## CHALLENGE
Nothing should be left out: output all of the entries exactly.

## DATA
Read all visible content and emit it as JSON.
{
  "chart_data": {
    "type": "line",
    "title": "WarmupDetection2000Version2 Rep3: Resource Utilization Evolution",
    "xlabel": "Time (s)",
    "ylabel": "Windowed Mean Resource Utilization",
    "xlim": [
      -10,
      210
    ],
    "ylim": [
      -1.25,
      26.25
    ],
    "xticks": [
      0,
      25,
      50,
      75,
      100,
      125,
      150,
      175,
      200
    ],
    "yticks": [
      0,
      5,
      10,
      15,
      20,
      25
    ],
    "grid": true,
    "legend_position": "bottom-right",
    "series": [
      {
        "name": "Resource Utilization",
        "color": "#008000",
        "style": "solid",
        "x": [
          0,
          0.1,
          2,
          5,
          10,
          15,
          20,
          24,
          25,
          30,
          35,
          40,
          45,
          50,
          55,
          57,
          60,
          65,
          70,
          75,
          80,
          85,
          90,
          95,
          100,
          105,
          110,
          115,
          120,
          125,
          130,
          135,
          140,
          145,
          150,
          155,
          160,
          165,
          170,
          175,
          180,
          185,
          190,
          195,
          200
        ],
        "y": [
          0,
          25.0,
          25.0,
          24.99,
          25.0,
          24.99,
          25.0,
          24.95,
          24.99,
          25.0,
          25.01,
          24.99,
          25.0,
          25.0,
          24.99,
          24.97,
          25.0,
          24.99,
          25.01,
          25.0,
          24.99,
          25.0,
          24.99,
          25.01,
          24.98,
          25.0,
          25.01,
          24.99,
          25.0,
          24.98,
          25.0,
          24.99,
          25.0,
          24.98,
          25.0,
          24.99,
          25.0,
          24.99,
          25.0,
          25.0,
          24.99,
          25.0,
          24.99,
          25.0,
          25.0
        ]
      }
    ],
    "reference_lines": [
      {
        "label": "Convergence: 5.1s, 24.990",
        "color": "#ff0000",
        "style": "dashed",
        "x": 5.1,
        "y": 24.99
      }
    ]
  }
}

## THE RESPONSE
Read all visible content and emit it as JSON.
{
  "chart_data": {
    "type": "line",
    "title": "WarmupDetection2000Version2 Rep3: Resource Utilization Evolution",
    "xlabel": "Time (s)",
    "ylabel": "Windowed Mean Resource Utilization",
    "xlim": [
      -10,
      210
    ],
    "ylim": [
      -1.25,
      26.25
    ],
    "xticks": [
      0,
      25,
      50,
      75,
      100,
      125,
      150,
      175,
      200
    ],
    "yticks": [
      0,
      5,
      10,
      15,
      20,
      25
    ],
    "grid": true,
    "legend_position": "bottom-right",
    "series": [
      {
        "name": "Resource Utilization",
        "color": "#008000",
        "style": "solid",
        "x": [
          0,
          0.1,
          2,
          5,
          10,
          15,
          20,
          24,
          25,
          30,
          35,
          40,
          45,
          50,
          55,
          57,
          60,
          65,
          70,
          75,
          80,
          85,
          90,
          95,
          100,
          105,
          110,
          115,
          120,
          125,
          130,
          135,
          140,
          145,
          150,
          155,
          160,
          165,
          170,
          175,
          180,
          185,
          190,
          195,
          200
        ],
        "y": [
          0,
          25.0,
          25.0,
          24.99,
          25.0,
          24.99,
          25.0,
          24.95,
          24.99,
          25.0,
          25.01,
          24.99,
          25.0,
          25.0,
          24.99,
          24.97,
          25.0,
          24.99,
          25.01,
          25.0,
          24.99,
          25.0,
          24.99,
          25.01,
          24.98,
          25.0,
          25.01,
          24.99,
          25.0,
          24.98,
          25.0,
          24.99,
          25.0,
          24.98,
          25.0,
          24.99,
          25.0,
          24.99,
          25.0,
          25.0,
          24.99,
          25.0,
          24.99,
          25.0,
          25.0
        ]
      }
    ],
    "reference_lines": [
      {
        "label": "Convergence: 5.1s, 24.990",
        "color": "#ff0000",
        "style": "dashed",
        "x": 5.1,
        "y": 24.99
      }
    ]
  }
}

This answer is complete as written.